REQUEST:
Reproduce each of the rows below word for word, in the order given.

RECORDS FOR THE EXERCISE:

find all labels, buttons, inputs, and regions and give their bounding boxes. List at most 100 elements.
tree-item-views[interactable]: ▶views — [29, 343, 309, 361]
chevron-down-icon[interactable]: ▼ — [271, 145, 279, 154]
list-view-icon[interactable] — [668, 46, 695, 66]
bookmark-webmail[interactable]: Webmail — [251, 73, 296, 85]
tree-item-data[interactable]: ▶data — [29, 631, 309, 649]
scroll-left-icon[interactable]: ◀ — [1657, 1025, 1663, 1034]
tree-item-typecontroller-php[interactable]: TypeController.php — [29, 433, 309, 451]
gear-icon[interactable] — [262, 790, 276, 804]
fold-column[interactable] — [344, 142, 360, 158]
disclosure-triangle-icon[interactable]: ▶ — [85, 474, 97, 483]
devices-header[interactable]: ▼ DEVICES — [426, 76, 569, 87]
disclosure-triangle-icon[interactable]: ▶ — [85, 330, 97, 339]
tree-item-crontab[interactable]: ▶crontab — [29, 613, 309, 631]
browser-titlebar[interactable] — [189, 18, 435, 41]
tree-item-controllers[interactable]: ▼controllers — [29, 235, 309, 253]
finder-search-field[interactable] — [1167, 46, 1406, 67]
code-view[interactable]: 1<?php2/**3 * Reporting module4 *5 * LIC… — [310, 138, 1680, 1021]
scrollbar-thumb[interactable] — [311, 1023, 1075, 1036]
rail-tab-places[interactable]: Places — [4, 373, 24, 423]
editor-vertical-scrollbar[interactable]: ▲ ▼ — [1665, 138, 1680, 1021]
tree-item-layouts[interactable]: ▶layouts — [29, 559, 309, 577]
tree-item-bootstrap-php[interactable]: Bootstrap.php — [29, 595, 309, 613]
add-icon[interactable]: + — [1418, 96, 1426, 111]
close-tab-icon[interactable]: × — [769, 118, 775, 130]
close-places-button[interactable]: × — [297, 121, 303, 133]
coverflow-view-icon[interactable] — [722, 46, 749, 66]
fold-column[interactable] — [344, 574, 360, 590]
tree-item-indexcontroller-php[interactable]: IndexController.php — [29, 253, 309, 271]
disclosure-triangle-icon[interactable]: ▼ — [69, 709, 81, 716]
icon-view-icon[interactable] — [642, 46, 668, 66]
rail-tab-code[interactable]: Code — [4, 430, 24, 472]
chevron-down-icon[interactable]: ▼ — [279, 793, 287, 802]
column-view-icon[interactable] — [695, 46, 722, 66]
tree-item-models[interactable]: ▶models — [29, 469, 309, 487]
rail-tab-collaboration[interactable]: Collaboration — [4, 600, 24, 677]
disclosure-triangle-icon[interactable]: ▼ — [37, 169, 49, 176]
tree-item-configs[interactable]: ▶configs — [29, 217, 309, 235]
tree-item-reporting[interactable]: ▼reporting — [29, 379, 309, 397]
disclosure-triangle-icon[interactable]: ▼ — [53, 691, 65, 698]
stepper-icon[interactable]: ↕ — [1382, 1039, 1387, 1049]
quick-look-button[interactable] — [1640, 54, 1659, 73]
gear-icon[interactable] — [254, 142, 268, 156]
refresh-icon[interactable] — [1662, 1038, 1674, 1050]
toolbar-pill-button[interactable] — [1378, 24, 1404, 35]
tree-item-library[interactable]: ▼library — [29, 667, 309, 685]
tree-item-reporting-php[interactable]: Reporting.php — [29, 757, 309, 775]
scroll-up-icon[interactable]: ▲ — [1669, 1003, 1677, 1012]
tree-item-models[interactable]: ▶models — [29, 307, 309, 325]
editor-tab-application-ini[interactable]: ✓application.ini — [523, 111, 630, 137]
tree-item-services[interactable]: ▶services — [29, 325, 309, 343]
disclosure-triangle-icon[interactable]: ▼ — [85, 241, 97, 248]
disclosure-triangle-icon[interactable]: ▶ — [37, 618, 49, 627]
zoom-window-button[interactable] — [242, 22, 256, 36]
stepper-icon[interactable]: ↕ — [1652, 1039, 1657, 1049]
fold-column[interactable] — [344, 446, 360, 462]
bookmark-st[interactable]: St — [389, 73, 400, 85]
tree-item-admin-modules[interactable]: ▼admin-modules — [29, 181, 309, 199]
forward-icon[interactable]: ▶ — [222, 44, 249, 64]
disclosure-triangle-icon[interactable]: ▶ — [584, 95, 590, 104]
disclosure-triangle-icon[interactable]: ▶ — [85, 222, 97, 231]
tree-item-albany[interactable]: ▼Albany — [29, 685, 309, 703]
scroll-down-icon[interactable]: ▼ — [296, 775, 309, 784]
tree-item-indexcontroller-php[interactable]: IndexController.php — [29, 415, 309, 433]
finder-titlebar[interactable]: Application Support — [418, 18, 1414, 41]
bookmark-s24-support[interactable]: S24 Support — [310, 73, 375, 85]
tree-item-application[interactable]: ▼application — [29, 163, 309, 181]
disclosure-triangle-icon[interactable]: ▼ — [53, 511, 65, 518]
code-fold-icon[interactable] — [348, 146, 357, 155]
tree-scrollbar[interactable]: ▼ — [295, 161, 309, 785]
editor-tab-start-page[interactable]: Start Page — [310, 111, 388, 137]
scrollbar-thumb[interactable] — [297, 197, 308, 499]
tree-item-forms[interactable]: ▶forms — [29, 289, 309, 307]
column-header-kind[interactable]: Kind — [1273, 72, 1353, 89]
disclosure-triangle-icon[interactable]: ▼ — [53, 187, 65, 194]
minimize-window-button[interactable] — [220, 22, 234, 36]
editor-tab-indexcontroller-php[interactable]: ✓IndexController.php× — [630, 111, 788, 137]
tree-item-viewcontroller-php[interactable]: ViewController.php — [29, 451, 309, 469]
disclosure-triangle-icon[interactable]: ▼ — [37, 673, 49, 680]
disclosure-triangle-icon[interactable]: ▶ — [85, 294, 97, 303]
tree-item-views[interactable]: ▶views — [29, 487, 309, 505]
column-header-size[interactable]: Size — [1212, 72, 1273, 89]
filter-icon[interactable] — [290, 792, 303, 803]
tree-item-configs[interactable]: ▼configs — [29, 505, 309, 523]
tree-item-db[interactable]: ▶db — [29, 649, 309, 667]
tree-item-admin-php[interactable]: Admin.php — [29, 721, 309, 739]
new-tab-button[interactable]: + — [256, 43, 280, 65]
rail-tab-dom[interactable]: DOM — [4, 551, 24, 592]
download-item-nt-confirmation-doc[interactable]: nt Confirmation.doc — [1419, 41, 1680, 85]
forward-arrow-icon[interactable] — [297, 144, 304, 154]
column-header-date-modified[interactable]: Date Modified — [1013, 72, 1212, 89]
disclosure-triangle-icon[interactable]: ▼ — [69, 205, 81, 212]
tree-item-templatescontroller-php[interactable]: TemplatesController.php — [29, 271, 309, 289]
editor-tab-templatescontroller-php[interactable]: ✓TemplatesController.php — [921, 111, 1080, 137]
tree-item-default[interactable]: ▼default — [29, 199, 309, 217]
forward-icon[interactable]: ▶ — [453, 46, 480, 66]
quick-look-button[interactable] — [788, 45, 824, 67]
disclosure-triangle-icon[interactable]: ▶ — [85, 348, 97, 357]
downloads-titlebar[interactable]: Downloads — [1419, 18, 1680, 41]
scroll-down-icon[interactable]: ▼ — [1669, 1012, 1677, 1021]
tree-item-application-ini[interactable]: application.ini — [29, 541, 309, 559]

RESULT BELOW:
find all labels, buttons, inputs, and regions and give their bounding boxes. List at most 100 elements.
tree-item-views[interactable]: ▶views — [29, 343, 309, 361]
chevron-down-icon[interactable]: ▼ — [271, 145, 279, 154]
list-view-icon[interactable] — [668, 46, 695, 66]
bookmark-webmail[interactable]: Webmail — [251, 73, 296, 85]
tree-item-data[interactable]: ▶data — [29, 631, 309, 649]
scroll-left-icon[interactable]: ◀ — [1657, 1025, 1663, 1034]
tree-item-typecontroller-php[interactable]: TypeController.php — [29, 433, 309, 451]
gear-icon[interactable] — [262, 790, 276, 804]
fold-column[interactable] — [344, 142, 360, 158]
disclosure-triangle-icon[interactable]: ▶ — [85, 474, 97, 483]
devices-header[interactable]: ▼ DEVICES — [426, 76, 569, 87]
disclosure-triangle-icon[interactable]: ▶ — [85, 330, 97, 339]
tree-item-crontab[interactable]: ▶crontab — [29, 613, 309, 631]
browser-titlebar[interactable] — [189, 18, 435, 41]
tree-item-controllers[interactable]: ▼controllers — [29, 235, 309, 253]
finder-search-field[interactable] — [1167, 46, 1406, 67]
code-view[interactable]: 1<?php2/**3 * Reporting module4 *5 * LIC… — [310, 138, 1680, 1021]
scrollbar-thumb[interactable] — [311, 1023, 1075, 1036]
rail-tab-places[interactable]: Places — [4, 373, 24, 423]
editor-vertical-scrollbar[interactable]: ▲ ▼ — [1665, 138, 1680, 1021]
tree-item-layouts[interactable]: ▶layouts — [29, 559, 309, 577]
tree-item-bootstrap-php[interactable]: Bootstrap.php — [29, 595, 309, 613]
add-icon[interactable]: + — [1418, 96, 1426, 111]
close-tab-icon[interactable]: × — [769, 118, 775, 130]
close-places-button[interactable]: × — [297, 121, 303, 133]
coverflow-view-icon[interactable] — [722, 46, 749, 66]
fold-column[interactable] — [344, 574, 360, 590]
tree-item-indexcontroller-php[interactable]: IndexController.php — [29, 253, 309, 271]
disclosure-triangle-icon[interactable]: ▼ — [69, 709, 81, 716]
icon-view-icon[interactable] — [642, 46, 668, 66]
rail-tab-code[interactable]: Code — [4, 430, 24, 472]
chevron-down-icon[interactable]: ▼ — [279, 793, 287, 802]
column-view-icon[interactable] — [695, 46, 722, 66]
tree-item-models[interactable]: ▶models — [29, 469, 309, 487]
rail-tab-collaboration[interactable]: Collaboration — [4, 600, 24, 677]
disclosure-triangle-icon[interactable]: ▼ — [37, 169, 49, 176]
tree-item-configs[interactable]: ▶configs — [29, 217, 309, 235]
tree-item-reporting[interactable]: ▼reporting — [29, 379, 309, 397]
disclosure-triangle-icon[interactable]: ▼ — [53, 691, 65, 698]
stepper-icon[interactable]: ↕ — [1382, 1039, 1387, 1049]
quick-look-button[interactable] — [1640, 54, 1659, 73]
gear-icon[interactable] — [254, 142, 268, 156]
refresh-icon[interactable] — [1662, 1038, 1674, 1050]
toolbar-pill-button[interactable] — [1378, 24, 1404, 35]
tree-item-library[interactable]: ▼library — [29, 667, 309, 685]
tree-item-reporting-php[interactable]: Reporting.php — [29, 757, 309, 775]
scroll-up-icon[interactable]: ▲ — [1669, 1003, 1677, 1012]
tree-item-models[interactable]: ▶models — [29, 307, 309, 325]
editor-tab-application-ini[interactable]: ✓application.ini — [523, 111, 630, 137]
tree-item-services[interactable]: ▶services — [29, 325, 309, 343]
disclosure-triangle-icon[interactable]: ▼ — [85, 241, 97, 248]
disclosure-triangle-icon[interactable]: ▶ — [37, 618, 49, 627]
zoom-window-button[interactable] — [242, 22, 256, 36]
stepper-icon[interactable]: ↕ — [1652, 1039, 1657, 1049]
fold-column[interactable] — [344, 446, 360, 462]
bookmark-st[interactable]: St — [389, 73, 400, 85]
tree-item-admin-modules[interactable]: ▼admin-modules — [29, 181, 309, 199]
forward-icon[interactable]: ▶ — [222, 44, 249, 64]
disclosure-triangle-icon[interactable]: ▶ — [584, 95, 590, 104]
disclosure-triangle-icon[interactable]: ▶ — [85, 222, 97, 231]
tree-item-albany[interactable]: ▼Albany — [29, 685, 309, 703]
scroll-down-icon[interactable]: ▼ — [296, 775, 309, 784]
tree-item-indexcontroller-php[interactable]: IndexController.php — [29, 415, 309, 433]
finder-titlebar[interactable]: Application Support — [418, 18, 1414, 41]
bookmark-s24-support[interactable]: S24 Support — [310, 73, 375, 85]
tree-item-application[interactable]: ▼application — [29, 163, 309, 181]
disclosure-triangle-icon[interactable]: ▼ — [53, 511, 65, 518]
code-fold-icon[interactable] — [348, 146, 357, 155]
tree-scrollbar[interactable]: ▼ — [295, 161, 309, 785]
editor-tab-start-page[interactable]: Start Page — [310, 111, 388, 137]
scrollbar-thumb[interactable] — [297, 197, 308, 499]
tree-item-forms[interactable]: ▶forms — [29, 289, 309, 307]
column-header-kind[interactable]: Kind — [1273, 72, 1353, 89]
disclosure-triangle-icon[interactable]: ▼ — [53, 187, 65, 194]
minimize-window-button[interactable] — [220, 22, 234, 36]
editor-tab-indexcontroller-php[interactable]: ✓IndexController.php× — [630, 111, 788, 137]
tree-item-viewcontroller-php[interactable]: ViewController.php — [29, 451, 309, 469]
disclosure-triangle-icon[interactable]: ▼ — [37, 673, 49, 680]
disclosure-triangle-icon[interactable]: ▶ — [85, 294, 97, 303]
tree-item-views[interactable]: ▶views — [29, 487, 309, 505]
column-header-size[interactable]: Size — [1212, 72, 1273, 89]
filter-icon[interactable] — [290, 792, 303, 803]
tree-item-configs[interactable]: ▼configs — [29, 505, 309, 523]
tree-item-db[interactable]: ▶db — [29, 649, 309, 667]
tree-item-admin-php[interactable]: Admin.php — [29, 721, 309, 739]
new-tab-button[interactable]: + — [256, 43, 280, 65]
rail-tab-dom[interactable]: DOM — [4, 551, 24, 592]
download-item-nt-confirmation-doc[interactable]: nt Confirmation.doc — [1419, 41, 1680, 85]
forward-arrow-icon[interactable] — [297, 144, 304, 154]
column-header-date-modified[interactable]: Date Modified — [1013, 72, 1212, 89]
disclosure-triangle-icon[interactable]: ▼ — [69, 205, 81, 212]
tree-item-templatescontroller-php[interactable]: TemplatesController.php — [29, 271, 309, 289]
editor-tab-templatescontroller-php[interactable]: ✓TemplatesController.php — [921, 111, 1080, 137]
tree-item-default[interactable]: ▼default — [29, 199, 309, 217]
forward-icon[interactable]: ▶ — [453, 46, 480, 66]
quick-look-button[interactable] — [788, 45, 824, 67]
disclosure-triangle-icon[interactable]: ▶ — [85, 348, 97, 357]
downloads-titlebar[interactable]: Downloads — [1419, 18, 1680, 41]
scroll-down-icon[interactable]: ▼ — [1669, 1012, 1677, 1021]
tree-item-application-ini[interactable]: application.ini — [29, 541, 309, 559]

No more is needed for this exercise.